▶ [Element location data]
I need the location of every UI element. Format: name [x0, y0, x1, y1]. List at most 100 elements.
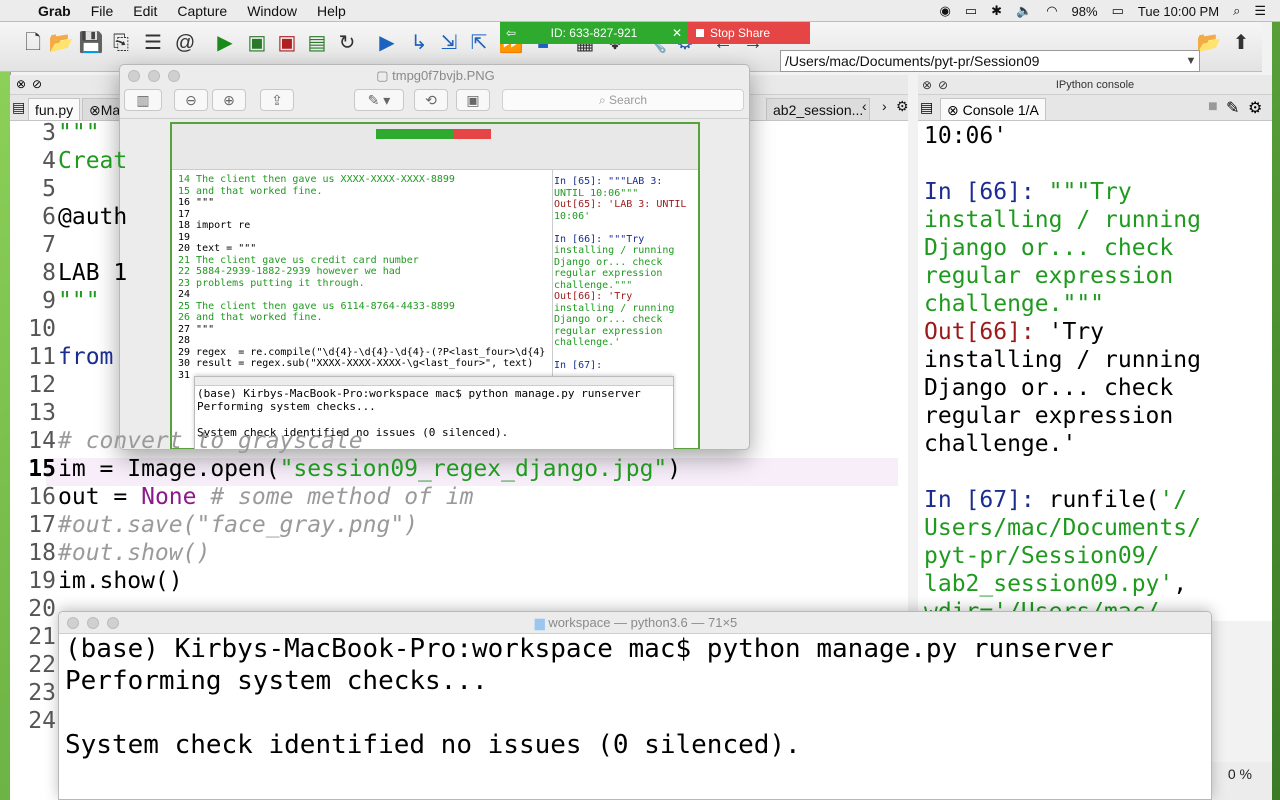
code-token: runfile( [1048, 487, 1160, 513]
code-token: im.show() [58, 568, 183, 594]
working-directory-input[interactable]: /Users/mac/Documents/pyt-pr/Session09 [780, 50, 1200, 72]
ipython-console[interactable]: 10:06' In [66]: """Try installing / runnin… [918, 121, 1272, 621]
menu-window[interactable]: Window [247, 3, 297, 19]
menu-help[interactable]: Help [317, 3, 346, 19]
browse-tabs-icon[interactable]: ▤ [12, 99, 25, 116]
sidebar-toggle-icon[interactable]: ▥ [124, 89, 162, 111]
notification-center-icon[interactable]: ☰ [1254, 3, 1266, 19]
console-line: In [66]: """Try [924, 179, 1132, 205]
wifi-icon[interactable]: ◠ [1046, 3, 1057, 19]
code-token: 10:06' [924, 123, 1008, 149]
gear-icon[interactable]: ⚙ [896, 98, 909, 115]
volume-icon[interactable]: 🔈 [1016, 3, 1032, 19]
minimize-window-icon[interactable] [87, 617, 99, 629]
save-all-icon[interactable]: ⎘ [108, 30, 134, 56]
toolbox-icon[interactable]: ▣ [456, 89, 490, 111]
bluetooth-icon[interactable]: ✱ [991, 3, 1002, 19]
menu-app-name[interactable]: Grab [38, 3, 71, 19]
rotate-icon[interactable]: ⟲ [414, 89, 448, 111]
terminal-titlebar: ▆ workspace — python3.6 — 71×5 [59, 612, 1211, 634]
code-token: #out.show() [58, 540, 211, 566]
menu-capture[interactable]: Capture [177, 3, 227, 19]
new-file-icon[interactable]: 🗋 [20, 30, 46, 56]
mini-console-line: challenge.""" [554, 279, 633, 291]
tab-lab2-session[interactable]: ab2_session... [766, 98, 871, 120]
code-token: from [58, 344, 128, 370]
mic-muted-icon[interactable]: ✕ [672, 26, 682, 40]
code-token: installing / running [924, 347, 1201, 373]
rerun-icon[interactable]: ↻ [334, 30, 360, 56]
menu-file[interactable]: File [91, 3, 114, 19]
close-pane-icon[interactable]: ⊗ [16, 77, 26, 91]
close-window-icon[interactable] [67, 617, 79, 629]
gear-icon[interactable]: ⚙ [1248, 98, 1262, 118]
stop-kernel-icon[interactable]: ■ [1208, 98, 1218, 116]
undock-pane-icon[interactable]: ⊘ [938, 75, 948, 95]
close-window-icon[interactable] [128, 70, 140, 82]
tab-fun-py[interactable]: fun.py [28, 98, 81, 120]
close-tab-icon[interactable]: ⊗ [89, 102, 101, 118]
tab-console-1a[interactable]: ⊗ Console 1/A [940, 98, 1046, 120]
run-cell-advance-icon[interactable]: ▣ [274, 30, 300, 56]
zoom-window-icon[interactable] [168, 70, 180, 82]
display-icon[interactable]: ▭ [965, 3, 977, 19]
mini-code-line: 26 and that worked fine. [178, 312, 323, 323]
close-tab-icon[interactable]: ⊗ [947, 102, 959, 118]
terminal-line: Performing system checks... [65, 666, 488, 696]
preview-image: 14 The client then gave us XXXX-XXXX-XXX… [170, 122, 700, 449]
markup-icon[interactable]: ✎ ▾ [354, 89, 404, 111]
string-literal: "session09_regex_django.jpg" [279, 456, 668, 482]
debug-icon[interactable]: ▶ [374, 30, 400, 56]
save-icon[interactable]: 💾 [78, 30, 104, 56]
zoom-in-icon[interactable]: ⊕ [212, 89, 246, 111]
step-return-icon[interactable]: ⇱ [466, 30, 492, 56]
record-icon[interactable]: ◉ [939, 3, 950, 19]
open-file-icon[interactable]: 📂 [48, 30, 74, 56]
battery-percent: 98% [1071, 3, 1098, 19]
battery-icon[interactable]: ▭ [1112, 3, 1124, 19]
clear-console-icon[interactable]: ✎ [1226, 98, 1239, 118]
preview-search-input[interactable]: ⌕ Search [502, 89, 744, 111]
console-header-title: IPython console [1055, 79, 1135, 91]
string-literal: lab2_session09.py' [924, 571, 1174, 597]
tab-scroll-left-icon[interactable]: ‹ [862, 98, 867, 114]
line-number: 6 [42, 204, 56, 230]
terminal-line: System check identified no issues (0 sil… [65, 730, 801, 760]
line-number: 13 [28, 400, 56, 426]
line-number: 20 [28, 596, 56, 622]
list-icon[interactable]: ☰ [140, 30, 166, 56]
share-icon[interactable]: ⇪ [260, 89, 294, 111]
tab-scroll-right-icon[interactable]: › [882, 98, 887, 114]
browse-tabs-icon[interactable]: ▤ [920, 99, 933, 116]
run-cell-icon[interactable]: ▣ [244, 30, 270, 56]
step-into-icon[interactable]: ⇲ [436, 30, 462, 56]
zoom-out-icon[interactable]: ⊖ [174, 89, 208, 111]
stop-share-button[interactable]: Stop Share [688, 22, 810, 44]
close-pane-icon[interactable]: ⊗ [922, 75, 932, 95]
output-prompt: Out[66]: [924, 319, 1049, 345]
mini-terminal-line: (base) Kirbys-MacBook-Pro:workspace mac$… [197, 387, 641, 400]
console-line: pyt-pr/Session09/ [924, 543, 1159, 569]
zoom-window-icon[interactable] [107, 617, 119, 629]
console-line: installing / running [924, 207, 1201, 233]
line-number: 14 [28, 428, 56, 454]
spotlight-icon[interactable]: ⌕ [1233, 3, 1240, 19]
code-token: regular expression [924, 403, 1174, 429]
preview-window: ▢ tmpg0f7bvjb.PNG ▥ ⊖ ⊕ ⇪ ✎ ▾ ⟲ ▣ ⌕ Sear… [119, 64, 750, 450]
chevron-down-icon[interactable]: ▼ [1182, 50, 1200, 72]
code-token: # convert to grayscale [58, 428, 363, 454]
run-icon[interactable]: ▶ [212, 30, 238, 56]
run-selection-icon[interactable]: ▤ [304, 30, 330, 56]
undock-pane-icon[interactable]: ⊘ [32, 77, 42, 91]
image-file-icon: ▢ [376, 68, 393, 83]
mini-console-line: Out[66]: 'Try [554, 291, 633, 302]
arrow-left-icon: ⇦ [506, 26, 517, 40]
menu-edit[interactable]: Edit [133, 3, 157, 19]
console-line: regular expression [924, 263, 1173, 289]
step-icon[interactable]: ↳ [406, 30, 432, 56]
at-icon[interactable]: @ [172, 30, 198, 56]
minimize-window-icon[interactable] [148, 70, 160, 82]
clock[interactable]: Tue 10:00 PM [1138, 4, 1219, 19]
parent-directory-icon[interactable]: ⬆ [1228, 30, 1254, 56]
mini-code-line: 29 regex = re.compile("\d{4}-\d{4}-\d{4}… [178, 346, 546, 358]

▶ [Directions] Convert the lines of these items into a numbered list, dropping any blank lines. Leave the pictures out of your answer.

▶ [Output of the task]
1. I need the location of every UI element. Format: name [x0, y0, x1, y1]. List at most 100 elements.
2. code-token: runfile( [1048, 487, 1160, 513]
3. code-token: im.show() [58, 568, 183, 594]
4. working-directory-input[interactable]: /Users/mac/Documents/pyt-pr/Session09 [780, 50, 1200, 72]
5. ipython-console[interactable]: 10:06' In [66]: """Try installing / runnin… [918, 121, 1272, 621]
6. menu-window[interactable]: Window [247, 3, 297, 19]
7. menu-help[interactable]: Help [317, 3, 346, 19]
8. browse-tabs-icon[interactable]: ▤ [12, 99, 25, 116]
9. sidebar-toggle-icon[interactable]: ▥ [124, 89, 162, 111]
10. notification-center-icon[interactable]: ☰ [1254, 3, 1266, 19]
11. console-line: In [66]: """Try [924, 179, 1132, 205]
12. wifi-icon[interactable]: ◠ [1046, 3, 1057, 19]
13. code-token: 10:06' [924, 123, 1008, 149]
14. gear-icon[interactable]: ⚙ [896, 98, 909, 115]
15. volume-icon[interactable]: 🔈 [1016, 3, 1032, 19]
16. minimize-window-icon[interactable] [87, 617, 99, 629]
17. save-all-icon[interactable]: ⎘ [108, 30, 134, 56]
18. toolbox-icon[interactable]: ▣ [456, 89, 490, 111]
19. bluetooth-icon[interactable]: ✱ [991, 3, 1002, 19]
20. menu-app-name[interactable]: Grab [38, 3, 71, 19]
21. rotate-icon[interactable]: ⟲ [414, 89, 448, 111]
22. terminal-titlebar: ▆ workspace — python3.6 — 71×5 [59, 612, 1211, 634]
23. code-token: #out.show() [58, 540, 211, 566]
24. menu-capture[interactable]: Capture [177, 3, 227, 19]
25. new-file-icon[interactable]: 🗋 [20, 30, 46, 56]
26. mini-console-line: challenge.""" [554, 279, 633, 291]
27. tab-lab2-session[interactable]: ab2_session... [766, 98, 871, 120]
28. code-token: from [58, 344, 128, 370]
29. mic-muted-icon[interactable]: ✕ [672, 26, 682, 40]
30. code-token: installing / running [924, 347, 1201, 373]
31. rerun-icon[interactable]: ↻ [334, 30, 360, 56]
32. menu-file[interactable]: File [91, 3, 114, 19]
33. close-pane-icon[interactable]: ⊗ [16, 77, 26, 91]
34. close-window-icon[interactable] [67, 617, 79, 629]
35. gear-icon[interactable]: ⚙ [1248, 98, 1262, 118]
36. stop-kernel-icon[interactable]: ■ [1208, 98, 1218, 116]
37. undock-pane-icon[interactable]: ⊘ [938, 75, 948, 95]
38. close-window-icon[interactable] [128, 70, 140, 82]
39. tab-fun-py[interactable]: fun.py [28, 98, 81, 120]
40. close-tab-icon[interactable]: ⊗ [89, 102, 101, 118]
41. tab-console-1a[interactable]: ⊗ Console 1/A [940, 98, 1046, 120]
42. run-cell-advance-icon[interactable]: ▣ [274, 30, 300, 56]
43. zoom-window-icon[interactable] [168, 70, 180, 82]
44. display-icon[interactable]: ▭ [965, 3, 977, 19]
45. mini-code-line: 26 and that worked fine. [178, 312, 323, 323]
46. close-tab-icon[interactable]: ⊗ [947, 102, 959, 118]
47. terminal-line: Performing system checks... [65, 666, 488, 696]
48. preview-image: 14 The client then gave us XXXX-XXXX-XXX… [170, 122, 700, 449]
49. markup-icon[interactable]: ✎ ▾ [354, 89, 404, 111]
50. string-literal: "session09_regex_django.jpg" [279, 456, 668, 482]
51. debug-icon[interactable]: ▶ [374, 30, 400, 56]
52. save-icon[interactable]: 💾 [78, 30, 104, 56]
53. zoom-in-icon[interactable]: ⊕ [212, 89, 246, 111]
54. step-return-icon[interactable]: ⇱ [466, 30, 492, 56]
55. record-icon[interactable]: ◉ [939, 3, 950, 19]
56. open-file-icon[interactable]: 📂 [48, 30, 74, 56]
57. battery-percent: 98% [1071, 3, 1098, 19]
58. battery-icon[interactable]: ▭ [1112, 3, 1124, 19]
59. clear-console-icon[interactable]: ✎ [1226, 98, 1239, 118]
60. preview-search-input[interactable]: ⌕ Search [502, 89, 744, 111]
61. console-header-title: IPython console [1055, 79, 1135, 91]
62. string-literal: lab2_session09.py' [924, 571, 1174, 597]
63. tab-scroll-left-icon[interactable]: ‹ [862, 98, 867, 114]
64. line-number: 6 [42, 204, 56, 230]
65. terminal-line: System check identified no issues (0 sil… [65, 730, 801, 760]
66. line-number: 13 [28, 400, 56, 426]
67. line-number: 20 [28, 596, 56, 622]
68. list-icon[interactable]: ☰ [140, 30, 166, 56]
69. share-icon[interactable]: ⇪ [260, 89, 294, 111]
70. tab-scroll-right-icon[interactable]: › [882, 98, 887, 114]
71. browse-tabs-icon[interactable]: ▤ [920, 99, 933, 116]
72. run-cell-icon[interactable]: ▣ [244, 30, 270, 56]
73. step-into-icon[interactable]: ⇲ [436, 30, 462, 56]
74. zoom-out-icon[interactable]: ⊖ [174, 89, 208, 111]
75. stop-share-button[interactable]: Stop Share [688, 22, 810, 44]
76. close-pane-icon[interactable]: ⊗ [922, 75, 932, 95]
77. output-prompt: Out[66]: [924, 319, 1049, 345]
78. mini-terminal-line: (base) Kirbys-MacBook-Pro:workspace mac$… [197, 387, 641, 400]
79. console-line: pyt-pr/Session09/ [924, 543, 1159, 569]
80. zoom-window-icon[interactable] [107, 617, 119, 629]
81. console-line: installing / running [924, 207, 1201, 233]
82. line-number: 14 [28, 428, 56, 454]
83. spotlight-icon[interactable]: ⌕ [1233, 3, 1240, 19]
84. code-token: regular expression [924, 403, 1174, 429]
85. preview-window: ▢ tmpg0f7bvjb.PNG ▥ ⊖ ⊕ ⇪ ✎ ▾ ⟲ ▣ ⌕ Sear… [119, 64, 750, 450]
86. chevron-down-icon[interactable]: ▼ [1182, 50, 1200, 72]
87. code-token: # convert to grayscale [58, 428, 363, 454]
88. run-icon[interactable]: ▶ [212, 30, 238, 56]
89. run-selection-icon[interactable]: ▤ [304, 30, 330, 56]
90. undock-pane-icon[interactable]: ⊘ [32, 77, 42, 91]
91. image-file-icon: ▢ [376, 68, 393, 83]
92. mini-console-line: Out[66]: 'Try [554, 291, 633, 302]
93. arrow-left-icon: ⇦ [506, 26, 517, 40]
94. menu-edit[interactable]: Edit [133, 3, 157, 19]
95. console-line: regular expression [924, 263, 1173, 289]
96. step-icon[interactable]: ↳ [406, 30, 432, 56]
97. at-icon[interactable]: @ [172, 30, 198, 56]
98. minimize-window-icon[interactable] [148, 70, 160, 82]
99. clock[interactable]: Tue 10:00 PM [1138, 4, 1219, 19]
100. parent-directory-icon[interactable]: ⬆ [1228, 30, 1254, 56]
101. mini-code-line: 29 regex = re.compile("\d{4}-\d{4}-\d{4}… [178, 346, 546, 358]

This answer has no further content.